◆ **GIVEN INSTRUCTION**: Exactly as they appear, output all of the entries.

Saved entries
(begin)

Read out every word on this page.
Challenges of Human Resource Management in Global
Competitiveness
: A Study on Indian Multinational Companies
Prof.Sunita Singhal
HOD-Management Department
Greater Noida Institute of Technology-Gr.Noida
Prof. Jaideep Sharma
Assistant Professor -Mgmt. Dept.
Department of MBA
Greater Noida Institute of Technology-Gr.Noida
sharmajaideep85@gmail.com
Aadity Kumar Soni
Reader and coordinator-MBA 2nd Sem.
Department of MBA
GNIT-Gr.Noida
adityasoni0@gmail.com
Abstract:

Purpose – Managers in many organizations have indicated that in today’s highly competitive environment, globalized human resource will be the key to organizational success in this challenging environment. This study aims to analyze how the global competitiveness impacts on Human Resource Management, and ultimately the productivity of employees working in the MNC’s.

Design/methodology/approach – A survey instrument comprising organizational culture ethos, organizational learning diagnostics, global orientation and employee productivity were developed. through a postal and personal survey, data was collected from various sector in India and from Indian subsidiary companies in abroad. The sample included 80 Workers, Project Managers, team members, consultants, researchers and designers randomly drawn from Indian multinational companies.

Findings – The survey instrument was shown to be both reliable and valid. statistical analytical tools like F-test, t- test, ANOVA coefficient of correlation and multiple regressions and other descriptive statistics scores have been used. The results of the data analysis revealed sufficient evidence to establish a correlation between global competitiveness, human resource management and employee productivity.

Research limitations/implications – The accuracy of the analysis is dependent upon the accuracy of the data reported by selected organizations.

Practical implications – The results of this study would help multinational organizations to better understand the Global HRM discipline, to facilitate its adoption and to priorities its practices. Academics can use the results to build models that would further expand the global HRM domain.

(end)

◆ **SOLUTION TO THIS TASK**:
Read out every word on this page.
Challenges of Human Resource Management in Global
Competitiveness
: A Study on Indian Multinational Companies
Prof.Sunita Singhal
HOD-Management Department
Greater Noida Institute of Technology-Gr.Noida
Prof. Jaideep Sharma
Assistant Professor -Mgmt. Dept.
Department of MBA
Greater Noida Institute of Technology-Gr.Noida
sharmajaideep85@gmail.com
Aadity Kumar Soni
Reader and coordinator-MBA 2nd Sem.
Department of MBA
GNIT-Gr.Noida
adityasoni0@gmail.com
Abstract:

Purpose – Managers in many organizations have indicated that in today’s highly competitive environment, globalized human resource will be the key to organizational success in this challenging environment. This study aims to analyze how the global competitiveness impacts on Human Resource Management, and ultimately the productivity of employees working in the MNC’s.

Design/methodology/approach – A survey instrument comprising organizational culture ethos, organizational learning diagnostics, global orientation and employee productivity were developed. through a postal and personal survey, data was collected from various sector in India and from Indian subsidiary companies in abroad. The sample included 80 Workers, Project Managers, team members, consultants, researchers and designers randomly drawn from Indian multinational companies.

Findings – The survey instrument was shown to be both reliable and valid. statistical analytical tools like F-test, t- test, ANOVA coefficient of correlation and multiple regressions and other descriptive statistics scores have been used. The results of the data analysis revealed sufficient evidence to establish a correlation between global competitiveness, human resource management and employee productivity.

Research limitations/implications – The accuracy of the analysis is dependent upon the accuracy of the data reported by selected organizations.

Practical implications – The results of this study would help multinational organizations to better understand the Global HRM discipline, to facilitate its adoption and to priorities its practices. Academics can use the results to build models that would further expand the global HRM domain.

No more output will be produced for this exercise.